**TASK GOAL:** Pick out every line holding the string "name" and copy it.

**Excerpt from a dataset:**
^^^^^^^^
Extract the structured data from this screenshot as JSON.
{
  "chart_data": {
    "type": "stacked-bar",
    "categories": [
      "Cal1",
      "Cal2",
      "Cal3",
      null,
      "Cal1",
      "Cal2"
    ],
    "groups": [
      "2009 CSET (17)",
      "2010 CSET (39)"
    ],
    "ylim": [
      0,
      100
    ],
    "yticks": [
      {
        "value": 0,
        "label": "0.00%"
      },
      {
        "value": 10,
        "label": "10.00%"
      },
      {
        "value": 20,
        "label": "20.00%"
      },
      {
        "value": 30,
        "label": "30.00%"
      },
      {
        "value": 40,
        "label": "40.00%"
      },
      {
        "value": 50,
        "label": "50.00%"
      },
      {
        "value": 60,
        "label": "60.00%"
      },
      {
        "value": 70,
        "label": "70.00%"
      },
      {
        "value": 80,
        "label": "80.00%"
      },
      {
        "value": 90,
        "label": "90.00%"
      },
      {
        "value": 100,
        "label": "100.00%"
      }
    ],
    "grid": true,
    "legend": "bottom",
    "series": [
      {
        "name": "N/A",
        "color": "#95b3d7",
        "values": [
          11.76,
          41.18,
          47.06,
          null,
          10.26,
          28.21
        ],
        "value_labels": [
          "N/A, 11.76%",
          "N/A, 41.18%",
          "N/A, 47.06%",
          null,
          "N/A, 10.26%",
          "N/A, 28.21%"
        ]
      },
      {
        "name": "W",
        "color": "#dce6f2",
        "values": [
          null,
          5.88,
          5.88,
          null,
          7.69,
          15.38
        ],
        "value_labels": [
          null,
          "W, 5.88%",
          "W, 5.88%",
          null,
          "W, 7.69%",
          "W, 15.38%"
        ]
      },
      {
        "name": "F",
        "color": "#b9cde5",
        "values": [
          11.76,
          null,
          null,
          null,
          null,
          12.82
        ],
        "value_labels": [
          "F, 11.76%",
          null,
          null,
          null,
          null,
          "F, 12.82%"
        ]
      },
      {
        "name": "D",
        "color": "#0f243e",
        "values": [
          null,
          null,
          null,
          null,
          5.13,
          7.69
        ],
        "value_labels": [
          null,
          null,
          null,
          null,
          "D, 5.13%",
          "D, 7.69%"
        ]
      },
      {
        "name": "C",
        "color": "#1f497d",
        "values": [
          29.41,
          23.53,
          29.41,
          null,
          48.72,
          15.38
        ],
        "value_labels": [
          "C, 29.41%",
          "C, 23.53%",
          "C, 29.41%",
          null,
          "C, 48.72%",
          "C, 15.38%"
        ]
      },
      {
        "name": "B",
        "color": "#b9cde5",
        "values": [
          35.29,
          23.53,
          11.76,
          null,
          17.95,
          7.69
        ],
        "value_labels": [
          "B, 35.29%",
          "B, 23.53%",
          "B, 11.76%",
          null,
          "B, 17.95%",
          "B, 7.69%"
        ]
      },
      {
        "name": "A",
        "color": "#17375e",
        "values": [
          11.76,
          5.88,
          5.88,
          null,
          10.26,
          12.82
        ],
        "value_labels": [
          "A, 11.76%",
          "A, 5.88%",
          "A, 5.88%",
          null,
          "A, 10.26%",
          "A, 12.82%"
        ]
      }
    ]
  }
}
^^^^^^^^
**EXERCISE OUTPUT:**
        "name": "N/A",
        "name": "W",
        "name": "F",
        "name": "D",
        "name": "C",
        "name": "B",
        "name": "A",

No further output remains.